- _ENTRIES SHOWN_:
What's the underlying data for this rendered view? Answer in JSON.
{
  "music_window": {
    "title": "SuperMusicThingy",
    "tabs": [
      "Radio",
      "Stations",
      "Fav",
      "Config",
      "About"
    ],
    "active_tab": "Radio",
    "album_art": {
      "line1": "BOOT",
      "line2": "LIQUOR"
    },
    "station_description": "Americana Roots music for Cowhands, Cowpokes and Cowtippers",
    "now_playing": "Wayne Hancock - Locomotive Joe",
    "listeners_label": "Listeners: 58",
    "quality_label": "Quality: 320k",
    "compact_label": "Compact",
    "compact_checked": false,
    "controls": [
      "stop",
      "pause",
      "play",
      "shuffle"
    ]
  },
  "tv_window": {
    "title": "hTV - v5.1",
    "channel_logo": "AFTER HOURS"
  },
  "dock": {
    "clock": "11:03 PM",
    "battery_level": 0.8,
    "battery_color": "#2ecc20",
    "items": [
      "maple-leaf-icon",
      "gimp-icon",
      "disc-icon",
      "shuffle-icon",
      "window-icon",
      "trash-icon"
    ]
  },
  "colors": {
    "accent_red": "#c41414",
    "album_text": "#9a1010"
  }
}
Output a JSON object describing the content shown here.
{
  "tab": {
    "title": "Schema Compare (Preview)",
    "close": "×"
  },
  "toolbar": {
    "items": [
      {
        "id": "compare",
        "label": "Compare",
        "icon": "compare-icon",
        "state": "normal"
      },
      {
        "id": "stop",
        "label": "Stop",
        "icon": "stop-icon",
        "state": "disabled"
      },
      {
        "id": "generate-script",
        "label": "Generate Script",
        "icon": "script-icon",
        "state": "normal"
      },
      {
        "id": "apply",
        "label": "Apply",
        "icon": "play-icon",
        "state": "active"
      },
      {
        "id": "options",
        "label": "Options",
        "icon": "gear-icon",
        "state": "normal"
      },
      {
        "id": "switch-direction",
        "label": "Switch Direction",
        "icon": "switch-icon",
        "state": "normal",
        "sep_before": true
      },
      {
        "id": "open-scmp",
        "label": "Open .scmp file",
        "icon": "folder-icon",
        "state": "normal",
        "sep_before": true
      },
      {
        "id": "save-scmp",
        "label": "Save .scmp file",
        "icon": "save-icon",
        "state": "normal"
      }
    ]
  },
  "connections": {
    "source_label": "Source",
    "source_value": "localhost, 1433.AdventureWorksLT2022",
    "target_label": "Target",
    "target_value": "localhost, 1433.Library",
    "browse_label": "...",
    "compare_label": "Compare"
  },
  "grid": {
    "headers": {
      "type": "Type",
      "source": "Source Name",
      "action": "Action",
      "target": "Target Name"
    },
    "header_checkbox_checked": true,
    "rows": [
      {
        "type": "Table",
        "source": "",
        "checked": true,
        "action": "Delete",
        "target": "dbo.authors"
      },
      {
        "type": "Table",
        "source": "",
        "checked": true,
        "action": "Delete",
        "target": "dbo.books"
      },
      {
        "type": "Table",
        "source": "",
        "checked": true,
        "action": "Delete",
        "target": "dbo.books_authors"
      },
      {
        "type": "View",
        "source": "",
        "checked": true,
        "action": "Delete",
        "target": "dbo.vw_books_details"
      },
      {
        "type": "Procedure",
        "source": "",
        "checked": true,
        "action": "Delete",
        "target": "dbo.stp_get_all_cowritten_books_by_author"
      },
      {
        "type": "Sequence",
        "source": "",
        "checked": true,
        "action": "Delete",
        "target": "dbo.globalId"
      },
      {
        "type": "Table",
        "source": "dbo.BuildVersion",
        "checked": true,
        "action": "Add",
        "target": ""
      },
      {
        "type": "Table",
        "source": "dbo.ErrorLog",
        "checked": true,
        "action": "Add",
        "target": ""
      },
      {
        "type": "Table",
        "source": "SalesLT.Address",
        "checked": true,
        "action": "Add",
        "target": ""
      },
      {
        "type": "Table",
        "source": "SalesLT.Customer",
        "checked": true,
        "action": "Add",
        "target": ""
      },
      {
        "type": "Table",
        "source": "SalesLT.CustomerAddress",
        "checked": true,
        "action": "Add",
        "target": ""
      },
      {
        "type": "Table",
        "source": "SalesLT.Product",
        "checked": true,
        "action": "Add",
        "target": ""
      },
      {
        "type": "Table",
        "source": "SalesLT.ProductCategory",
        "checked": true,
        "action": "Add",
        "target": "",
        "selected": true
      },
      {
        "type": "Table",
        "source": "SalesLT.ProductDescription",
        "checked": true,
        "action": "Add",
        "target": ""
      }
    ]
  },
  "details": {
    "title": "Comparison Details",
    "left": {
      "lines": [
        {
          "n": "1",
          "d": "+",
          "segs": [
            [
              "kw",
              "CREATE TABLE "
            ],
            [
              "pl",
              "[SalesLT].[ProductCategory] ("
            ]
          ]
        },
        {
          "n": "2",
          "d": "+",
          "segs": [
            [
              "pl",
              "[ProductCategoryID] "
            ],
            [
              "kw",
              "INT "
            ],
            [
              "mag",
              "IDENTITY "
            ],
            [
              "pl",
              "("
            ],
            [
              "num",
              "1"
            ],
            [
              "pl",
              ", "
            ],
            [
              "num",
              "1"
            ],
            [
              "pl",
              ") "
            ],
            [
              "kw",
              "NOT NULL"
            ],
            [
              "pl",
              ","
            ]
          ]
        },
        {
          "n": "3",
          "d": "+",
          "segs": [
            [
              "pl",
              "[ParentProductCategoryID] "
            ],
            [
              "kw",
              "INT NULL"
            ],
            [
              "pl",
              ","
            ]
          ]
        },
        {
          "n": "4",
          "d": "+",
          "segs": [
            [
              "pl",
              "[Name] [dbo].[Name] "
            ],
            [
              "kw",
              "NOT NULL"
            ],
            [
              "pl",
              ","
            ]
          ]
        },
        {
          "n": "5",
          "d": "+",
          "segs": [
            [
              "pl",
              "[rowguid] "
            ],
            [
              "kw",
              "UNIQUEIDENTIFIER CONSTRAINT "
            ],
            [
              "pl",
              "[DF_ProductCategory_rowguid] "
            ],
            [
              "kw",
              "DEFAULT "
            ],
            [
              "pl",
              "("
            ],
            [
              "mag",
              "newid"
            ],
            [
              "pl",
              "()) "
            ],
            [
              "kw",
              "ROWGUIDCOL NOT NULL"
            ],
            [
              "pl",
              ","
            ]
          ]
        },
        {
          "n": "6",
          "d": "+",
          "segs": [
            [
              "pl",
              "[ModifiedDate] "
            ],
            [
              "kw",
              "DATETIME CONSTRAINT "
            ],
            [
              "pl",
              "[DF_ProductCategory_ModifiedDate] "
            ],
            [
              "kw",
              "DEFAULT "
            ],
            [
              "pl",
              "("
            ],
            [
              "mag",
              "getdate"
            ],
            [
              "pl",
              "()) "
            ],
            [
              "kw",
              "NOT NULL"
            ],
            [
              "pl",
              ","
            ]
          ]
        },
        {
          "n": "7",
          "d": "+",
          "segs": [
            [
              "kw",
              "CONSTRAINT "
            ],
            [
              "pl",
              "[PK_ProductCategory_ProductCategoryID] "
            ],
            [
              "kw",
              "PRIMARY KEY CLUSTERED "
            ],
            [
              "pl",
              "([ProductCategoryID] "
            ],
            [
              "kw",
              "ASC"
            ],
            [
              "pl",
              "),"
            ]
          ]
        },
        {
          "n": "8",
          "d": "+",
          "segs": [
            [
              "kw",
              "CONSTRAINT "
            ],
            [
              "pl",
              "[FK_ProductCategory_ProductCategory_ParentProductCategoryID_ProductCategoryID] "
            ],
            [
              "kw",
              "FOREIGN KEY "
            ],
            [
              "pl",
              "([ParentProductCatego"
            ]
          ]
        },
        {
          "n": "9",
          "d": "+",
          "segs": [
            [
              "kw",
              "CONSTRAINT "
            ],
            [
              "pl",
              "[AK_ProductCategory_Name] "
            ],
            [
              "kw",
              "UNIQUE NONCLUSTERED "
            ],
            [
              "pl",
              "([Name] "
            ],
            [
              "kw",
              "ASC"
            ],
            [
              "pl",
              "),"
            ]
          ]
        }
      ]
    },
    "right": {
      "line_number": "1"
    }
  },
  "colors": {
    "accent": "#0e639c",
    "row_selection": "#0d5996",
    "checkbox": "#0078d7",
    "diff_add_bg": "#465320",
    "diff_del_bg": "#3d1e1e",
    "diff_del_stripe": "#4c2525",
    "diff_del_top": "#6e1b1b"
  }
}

- _DIRECTIONS FOR THIS TASK_: From the data, list each line in which the string "scmp" appears.

- _WRITTEN RESPONSE_:
        "id": "open-scmp",
        "label": "Open .scmp file",
        "id": "save-scmp",
        "label": "Save .scmp file",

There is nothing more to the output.